*TASK GOAL*
Rewrite the records below, putting "Mass" wherever "MASS" appears and leaving everything else unchanged.

*SUPPLIED DATA*
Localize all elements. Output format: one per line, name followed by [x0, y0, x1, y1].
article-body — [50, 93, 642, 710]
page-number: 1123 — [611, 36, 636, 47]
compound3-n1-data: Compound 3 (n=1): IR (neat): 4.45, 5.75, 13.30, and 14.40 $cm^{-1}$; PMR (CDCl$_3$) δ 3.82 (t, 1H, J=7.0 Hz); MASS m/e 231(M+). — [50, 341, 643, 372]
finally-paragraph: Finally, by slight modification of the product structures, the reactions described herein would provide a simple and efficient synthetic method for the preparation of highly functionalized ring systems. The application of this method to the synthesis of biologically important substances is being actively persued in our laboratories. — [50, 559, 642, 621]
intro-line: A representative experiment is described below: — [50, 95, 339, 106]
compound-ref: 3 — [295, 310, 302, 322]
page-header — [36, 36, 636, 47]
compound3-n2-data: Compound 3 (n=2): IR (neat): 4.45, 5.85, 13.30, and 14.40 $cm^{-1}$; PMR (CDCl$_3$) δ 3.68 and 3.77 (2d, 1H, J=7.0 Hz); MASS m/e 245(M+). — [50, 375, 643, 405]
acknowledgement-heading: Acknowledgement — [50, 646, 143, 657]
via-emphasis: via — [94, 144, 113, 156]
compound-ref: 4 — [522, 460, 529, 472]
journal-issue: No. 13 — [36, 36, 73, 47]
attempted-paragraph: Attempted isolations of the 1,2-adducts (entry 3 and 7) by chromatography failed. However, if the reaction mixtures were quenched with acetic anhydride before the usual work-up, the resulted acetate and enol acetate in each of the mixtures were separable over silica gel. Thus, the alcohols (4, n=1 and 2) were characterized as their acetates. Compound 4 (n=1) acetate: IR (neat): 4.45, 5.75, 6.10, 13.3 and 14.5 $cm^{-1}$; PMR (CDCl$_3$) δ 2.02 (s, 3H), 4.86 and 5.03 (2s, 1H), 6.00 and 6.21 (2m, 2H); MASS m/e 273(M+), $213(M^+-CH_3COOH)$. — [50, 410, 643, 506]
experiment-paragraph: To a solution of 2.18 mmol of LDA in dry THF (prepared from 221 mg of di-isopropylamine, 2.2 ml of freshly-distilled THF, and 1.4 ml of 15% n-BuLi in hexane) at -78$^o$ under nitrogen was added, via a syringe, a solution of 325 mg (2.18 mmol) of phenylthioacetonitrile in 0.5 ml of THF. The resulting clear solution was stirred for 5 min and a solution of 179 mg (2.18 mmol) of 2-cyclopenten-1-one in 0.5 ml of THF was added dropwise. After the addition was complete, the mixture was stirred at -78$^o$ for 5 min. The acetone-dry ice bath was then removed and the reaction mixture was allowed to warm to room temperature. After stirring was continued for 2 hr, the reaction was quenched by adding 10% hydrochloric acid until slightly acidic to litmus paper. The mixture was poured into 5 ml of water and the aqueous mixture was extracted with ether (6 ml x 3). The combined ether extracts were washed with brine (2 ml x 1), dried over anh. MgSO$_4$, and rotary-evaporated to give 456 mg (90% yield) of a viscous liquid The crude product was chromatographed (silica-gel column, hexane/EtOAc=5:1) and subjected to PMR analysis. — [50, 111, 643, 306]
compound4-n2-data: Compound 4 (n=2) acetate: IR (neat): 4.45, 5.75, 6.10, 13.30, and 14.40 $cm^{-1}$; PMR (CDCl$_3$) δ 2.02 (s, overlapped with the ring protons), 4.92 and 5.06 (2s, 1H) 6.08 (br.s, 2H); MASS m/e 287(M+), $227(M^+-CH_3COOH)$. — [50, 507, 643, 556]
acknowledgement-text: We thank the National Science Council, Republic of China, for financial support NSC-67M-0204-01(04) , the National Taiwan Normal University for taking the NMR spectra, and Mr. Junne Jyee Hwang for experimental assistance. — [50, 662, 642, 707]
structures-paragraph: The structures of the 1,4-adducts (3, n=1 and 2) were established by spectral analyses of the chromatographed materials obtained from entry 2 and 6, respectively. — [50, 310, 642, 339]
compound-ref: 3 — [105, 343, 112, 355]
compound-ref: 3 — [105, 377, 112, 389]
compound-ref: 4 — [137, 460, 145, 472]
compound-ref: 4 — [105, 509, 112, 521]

*WORKED ANSWER*
Localize all elements. Output format: one per line, name followed by [x0, y0, x1, y1].
article-body — [50, 93, 642, 710]
page-number: 1123 — [611, 36, 636, 47]
compound3-n1-data: Compound 3 (n=1): IR (neat): 4.45, 5.75, 13.30, and 14.40 $cm^{-1}$; PMR (CDCl$_3$) δ 3.82 (t, 1H, J=7.0 Hz); Mass m/e 231(M+). — [50, 341, 643, 372]
finally-paragraph: Finally, by slight modification of the product structures, the reactions described herein would provide a simple and efficient synthetic method for the preparation of highly functionalized ring systems. The application of this method to the synthesis of biologically important substances is being actively persued in our laboratories. — [50, 559, 642, 621]
intro-line: A representative experiment is described below: — [50, 95, 339, 106]
compound-ref: 3 — [295, 310, 302, 322]
page-header — [36, 36, 636, 47]
compound3-n2-data: Compound 3 (n=2): IR (neat): 4.45, 5.85, 13.30, and 14.40 $cm^{-1}$; PMR (CDCl$_3$) δ 3.68 and 3.77 (2d, 1H, J=7.0 Hz); Mass m/e 245(M+). — [50, 375, 643, 405]
acknowledgement-heading: Acknowledgement — [50, 646, 143, 657]
via-emphasis: via — [94, 144, 113, 156]
compound-ref: 4 — [522, 460, 529, 472]
journal-issue: No. 13 — [36, 36, 73, 47]
attempted-paragraph: Attempted isolations of the 1,2-adducts (entry 3 and 7) by chromatography failed. However, if the reaction mixtures were quenched with acetic anhydride before the usual work-up, the resulted acetate and enol acetate in each of the mixtures were separable over silica gel. Thus, the alcohols (4, n=1 and 2) were characterized as their acetates. Compound 4 (n=1) acetate: IR (neat): 4.45, 5.75, 6.10, 13.3 and 14.5 $cm^{-1}$; PMR (CDCl$_3$) δ 2.02 (s, 3H), 4.86 and 5.03 (2s, 1H), 6.00 and 6.21 (2m, 2H); Mass m/e 273(M+), $213(M^+-CH_3COOH)$. — [50, 410, 643, 506]
experiment-paragraph: To a solution of 2.18 mmol of LDA in dry THF (prepared from 221 mg of di-isopropylamine, 2.2 ml of freshly-distilled THF, and 1.4 ml of 15% n-BuLi in hexane) at -78$^o$ under nitrogen was added, via a syringe, a solution of 325 mg (2.18 mmol) of phenylthioacetonitrile in 0.5 ml of THF. The resulting clear solution was stirred for 5 min and a solution of 179 mg (2.18 mmol) of 2-cyclopenten-1-one in 0.5 ml of THF was added dropwise. After the addition was complete, the mixture was stirred at -78$^o$ for 5 min. The acetone-dry ice bath was then removed and the reaction mixture was allowed to warm to room temperature. After stirring was continued for 2 hr, the reaction was quenched by adding 10% hydrochloric acid until slightly acidic to litmus paper. The mixture was poured into 5 ml of water and the aqueous mixture was extracted with ether (6 ml x 3). The combined ether extracts were washed with brine (2 ml x 1), dried over anh. MgSO$_4$, and rotary-evaporated to give 456 mg (90% yield) of a viscous liquid The crude product was chromatographed (silica-gel column, hexane/EtOAc=5:1) and subjected to PMR analysis. — [50, 111, 643, 306]
compound4-n2-data: Compound 4 (n=2) acetate: IR (neat): 4.45, 5.75, 6.10, 13.30, and 14.40 $cm^{-1}$; PMR (CDCl$_3$) δ 2.02 (s, overlapped with the ring protons), 4.92 and 5.06 (2s, 1H) 6.08 (br.s, 2H); Mass m/e 287(M+), $227(M^+-CH_3COOH)$. — [50, 507, 643, 556]
acknowledgement-text: We thank the National Science Council, Republic of China, for financial support NSC-67M-0204-01(04) , the National Taiwan Normal University for taking the NMR spectra, and Mr. Junne Jyee Hwang for experimental assistance. — [50, 662, 642, 707]
structures-paragraph: The structures of the 1,4-adducts (3, n=1 and 2) were established by spectral analyses of the chromatographed materials obtained from entry 2 and 6, respectively. — [50, 310, 642, 339]
compound-ref: 3 — [105, 343, 112, 355]
compound-ref: 3 — [105, 377, 112, 389]
compound-ref: 4 — [137, 460, 145, 472]
compound-ref: 4 — [105, 509, 112, 521]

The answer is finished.